Some records:
>>>

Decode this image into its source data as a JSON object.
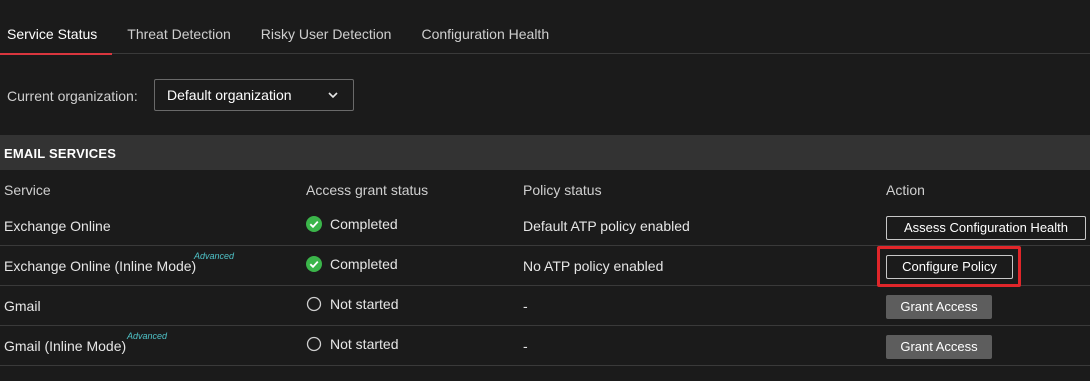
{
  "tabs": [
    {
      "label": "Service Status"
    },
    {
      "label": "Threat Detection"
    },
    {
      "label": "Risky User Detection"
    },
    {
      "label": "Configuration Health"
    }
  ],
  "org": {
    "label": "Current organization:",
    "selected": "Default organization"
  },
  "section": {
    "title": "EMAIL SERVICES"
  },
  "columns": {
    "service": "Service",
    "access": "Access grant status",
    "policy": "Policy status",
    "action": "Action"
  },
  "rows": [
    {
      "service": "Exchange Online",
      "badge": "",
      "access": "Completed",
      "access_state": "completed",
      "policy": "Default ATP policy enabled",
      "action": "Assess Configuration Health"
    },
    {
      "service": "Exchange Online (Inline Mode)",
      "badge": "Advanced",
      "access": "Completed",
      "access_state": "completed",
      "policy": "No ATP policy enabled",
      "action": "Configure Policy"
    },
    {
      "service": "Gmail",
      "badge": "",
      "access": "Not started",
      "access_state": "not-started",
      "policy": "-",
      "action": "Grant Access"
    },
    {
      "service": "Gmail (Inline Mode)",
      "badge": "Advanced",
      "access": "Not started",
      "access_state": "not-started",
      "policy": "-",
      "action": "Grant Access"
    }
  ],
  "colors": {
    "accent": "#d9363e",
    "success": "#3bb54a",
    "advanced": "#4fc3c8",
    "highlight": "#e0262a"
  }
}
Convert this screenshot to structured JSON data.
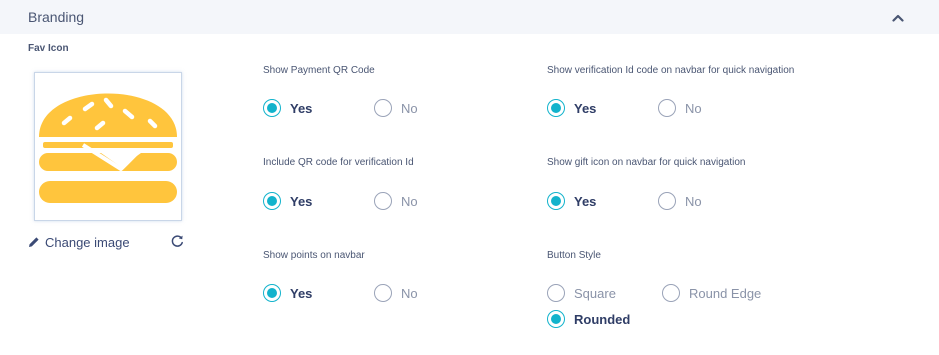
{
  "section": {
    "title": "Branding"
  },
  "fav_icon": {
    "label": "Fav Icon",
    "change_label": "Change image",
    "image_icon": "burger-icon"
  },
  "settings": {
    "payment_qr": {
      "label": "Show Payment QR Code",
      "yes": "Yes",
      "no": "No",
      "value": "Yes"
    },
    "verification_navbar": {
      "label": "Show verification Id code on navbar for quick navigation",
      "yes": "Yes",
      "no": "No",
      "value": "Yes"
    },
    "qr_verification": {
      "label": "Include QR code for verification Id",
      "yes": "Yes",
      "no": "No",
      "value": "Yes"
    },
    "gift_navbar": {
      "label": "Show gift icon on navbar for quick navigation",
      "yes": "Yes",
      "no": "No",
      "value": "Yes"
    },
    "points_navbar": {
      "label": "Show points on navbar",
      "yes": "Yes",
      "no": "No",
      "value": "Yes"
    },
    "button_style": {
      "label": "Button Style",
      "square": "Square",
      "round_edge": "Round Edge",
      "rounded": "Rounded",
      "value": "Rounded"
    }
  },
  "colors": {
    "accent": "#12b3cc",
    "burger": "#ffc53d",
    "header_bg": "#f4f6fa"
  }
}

<<<
>>>

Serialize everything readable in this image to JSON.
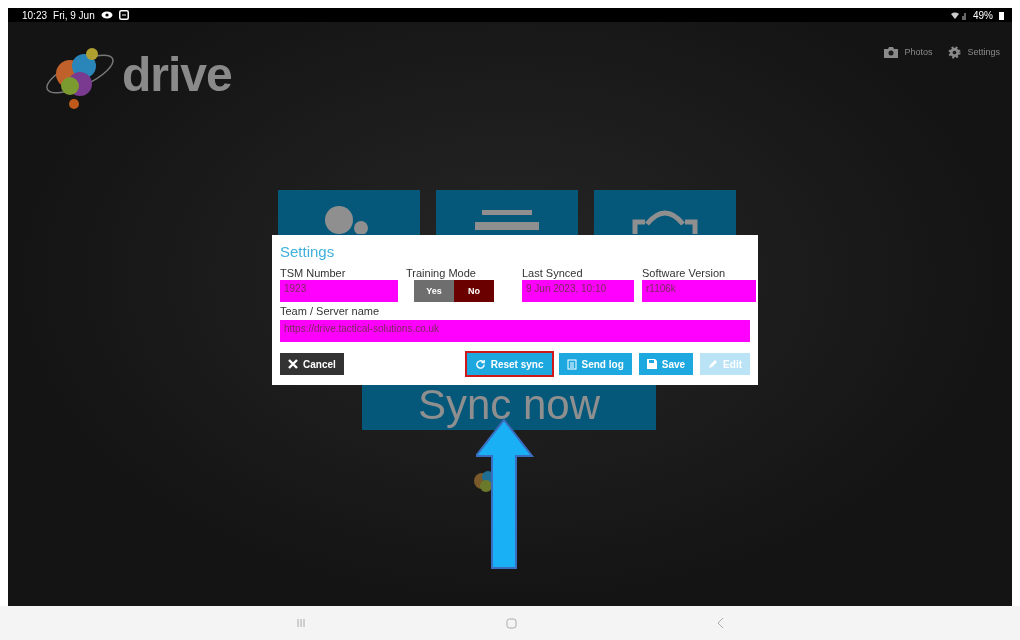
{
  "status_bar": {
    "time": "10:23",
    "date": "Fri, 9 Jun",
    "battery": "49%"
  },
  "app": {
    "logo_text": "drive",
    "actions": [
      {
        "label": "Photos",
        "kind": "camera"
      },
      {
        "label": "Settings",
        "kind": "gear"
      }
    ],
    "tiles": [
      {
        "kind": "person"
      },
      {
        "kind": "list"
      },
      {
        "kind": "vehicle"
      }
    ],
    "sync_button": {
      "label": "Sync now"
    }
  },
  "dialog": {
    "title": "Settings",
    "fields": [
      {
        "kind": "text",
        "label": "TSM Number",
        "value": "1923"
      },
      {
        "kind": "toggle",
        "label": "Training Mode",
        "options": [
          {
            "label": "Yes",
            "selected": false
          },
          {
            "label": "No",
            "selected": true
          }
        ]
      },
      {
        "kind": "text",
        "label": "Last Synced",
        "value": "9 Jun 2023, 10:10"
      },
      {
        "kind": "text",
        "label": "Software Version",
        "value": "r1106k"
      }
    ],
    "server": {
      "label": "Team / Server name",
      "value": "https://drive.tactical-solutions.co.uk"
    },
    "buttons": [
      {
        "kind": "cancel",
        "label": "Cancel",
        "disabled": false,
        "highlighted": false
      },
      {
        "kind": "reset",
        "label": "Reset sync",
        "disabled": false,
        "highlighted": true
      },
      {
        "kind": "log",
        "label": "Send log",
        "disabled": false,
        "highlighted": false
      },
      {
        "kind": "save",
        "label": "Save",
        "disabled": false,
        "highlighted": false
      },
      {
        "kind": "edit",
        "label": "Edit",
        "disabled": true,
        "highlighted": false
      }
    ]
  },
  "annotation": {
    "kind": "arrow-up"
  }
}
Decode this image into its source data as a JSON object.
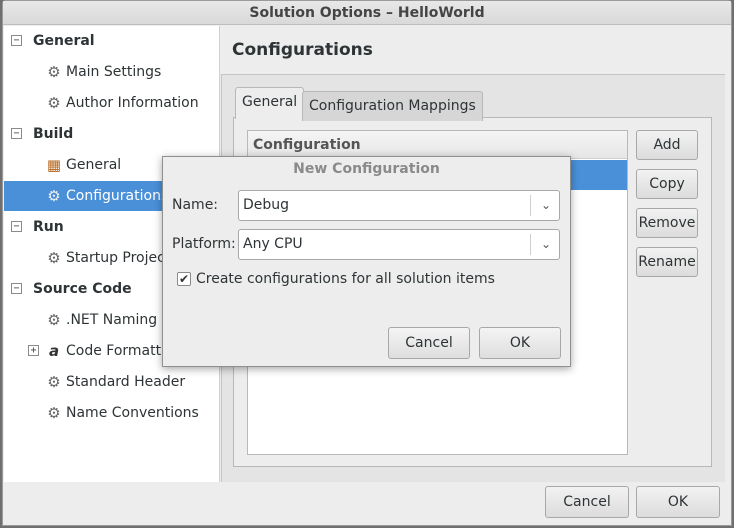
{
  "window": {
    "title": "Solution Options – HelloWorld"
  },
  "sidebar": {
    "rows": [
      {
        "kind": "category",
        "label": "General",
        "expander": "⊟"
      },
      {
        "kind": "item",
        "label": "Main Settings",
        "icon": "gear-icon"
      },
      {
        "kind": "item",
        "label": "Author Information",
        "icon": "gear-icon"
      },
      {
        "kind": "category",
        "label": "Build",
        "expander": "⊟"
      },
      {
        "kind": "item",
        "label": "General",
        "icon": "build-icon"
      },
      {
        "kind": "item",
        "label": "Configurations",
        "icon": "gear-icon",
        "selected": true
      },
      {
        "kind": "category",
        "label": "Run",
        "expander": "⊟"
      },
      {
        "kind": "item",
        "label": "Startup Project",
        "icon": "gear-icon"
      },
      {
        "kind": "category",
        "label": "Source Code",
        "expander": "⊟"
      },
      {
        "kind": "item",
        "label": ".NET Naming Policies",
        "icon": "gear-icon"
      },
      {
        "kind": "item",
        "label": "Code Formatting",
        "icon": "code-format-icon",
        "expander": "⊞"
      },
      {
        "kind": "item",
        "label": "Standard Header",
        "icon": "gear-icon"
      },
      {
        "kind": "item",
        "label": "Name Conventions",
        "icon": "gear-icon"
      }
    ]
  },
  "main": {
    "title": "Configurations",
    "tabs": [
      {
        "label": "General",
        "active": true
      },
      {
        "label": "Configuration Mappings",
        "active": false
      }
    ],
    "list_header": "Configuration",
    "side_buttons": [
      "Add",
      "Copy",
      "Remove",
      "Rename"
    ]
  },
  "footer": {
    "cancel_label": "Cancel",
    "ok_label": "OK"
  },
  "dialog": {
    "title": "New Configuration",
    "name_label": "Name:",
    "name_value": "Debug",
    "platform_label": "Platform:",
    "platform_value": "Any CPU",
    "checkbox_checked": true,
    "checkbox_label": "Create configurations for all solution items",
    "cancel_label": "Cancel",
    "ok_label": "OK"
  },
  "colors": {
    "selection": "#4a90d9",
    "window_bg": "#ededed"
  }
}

<<<

Required work:
Only a number is wanted: how many lines of the data above contain "Show"?

Result of this exercise:
4